What is being asked:
Write out each entry, exactly the way it appears.

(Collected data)
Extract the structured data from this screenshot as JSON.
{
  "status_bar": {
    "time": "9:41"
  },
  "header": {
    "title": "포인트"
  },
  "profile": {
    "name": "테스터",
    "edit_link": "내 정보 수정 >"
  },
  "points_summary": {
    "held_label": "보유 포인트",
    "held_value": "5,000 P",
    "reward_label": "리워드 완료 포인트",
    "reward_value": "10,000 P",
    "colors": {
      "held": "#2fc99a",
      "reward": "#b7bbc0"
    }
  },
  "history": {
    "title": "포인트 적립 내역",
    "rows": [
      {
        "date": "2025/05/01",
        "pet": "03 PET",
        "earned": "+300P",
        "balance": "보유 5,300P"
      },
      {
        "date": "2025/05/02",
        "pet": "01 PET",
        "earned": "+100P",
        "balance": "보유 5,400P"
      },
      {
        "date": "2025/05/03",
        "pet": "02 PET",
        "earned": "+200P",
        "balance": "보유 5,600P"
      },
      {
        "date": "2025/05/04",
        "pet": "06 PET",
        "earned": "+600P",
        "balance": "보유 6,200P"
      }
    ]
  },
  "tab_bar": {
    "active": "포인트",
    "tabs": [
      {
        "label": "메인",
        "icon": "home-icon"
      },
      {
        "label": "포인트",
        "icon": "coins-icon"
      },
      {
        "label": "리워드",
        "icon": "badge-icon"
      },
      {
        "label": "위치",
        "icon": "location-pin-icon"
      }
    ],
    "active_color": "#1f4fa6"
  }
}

Solution to the exercise:
Extract the structured data from this screenshot as JSON.
{
  "status_bar": {
    "time": "9:41"
  },
  "header": {
    "title": "포인트"
  },
  "profile": {
    "name": "테스터",
    "edit_link": "내 정보 수정 >"
  },
  "points_summary": {
    "held_label": "보유 포인트",
    "held_value": "5,000 P",
    "reward_label": "리워드 완료 포인트",
    "reward_value": "10,000 P",
    "colors": {
      "held": "#2fc99a",
      "reward": "#b7bbc0"
    }
  },
  "history": {
    "title": "포인트 적립 내역",
    "rows": [
      {
        "date": "2025/05/01",
        "pet": "03 PET",
        "earned": "+300P",
        "balance": "보유 5,300P"
      },
      {
        "date": "2025/05/02",
        "pet": "01 PET",
        "earned": "+100P",
        "balance": "보유 5,400P"
      },
      {
        "date": "2025/05/03",
        "pet": "02 PET",
        "earned": "+200P",
        "balance": "보유 5,600P"
      },
      {
        "date": "2025/05/04",
        "pet": "06 PET",
        "earned": "+600P",
        "balance": "보유 6,200P"
      }
    ]
  },
  "tab_bar": {
    "active": "포인트",
    "tabs": [
      {
        "label": "메인",
        "icon": "home-icon"
      },
      {
        "label": "포인트",
        "icon": "coins-icon"
      },
      {
        "label": "리워드",
        "icon": "badge-icon"
      },
      {
        "label": "위치",
        "icon": "location-pin-icon"
      }
    ],
    "active_color": "#1f4fa6"
  }
}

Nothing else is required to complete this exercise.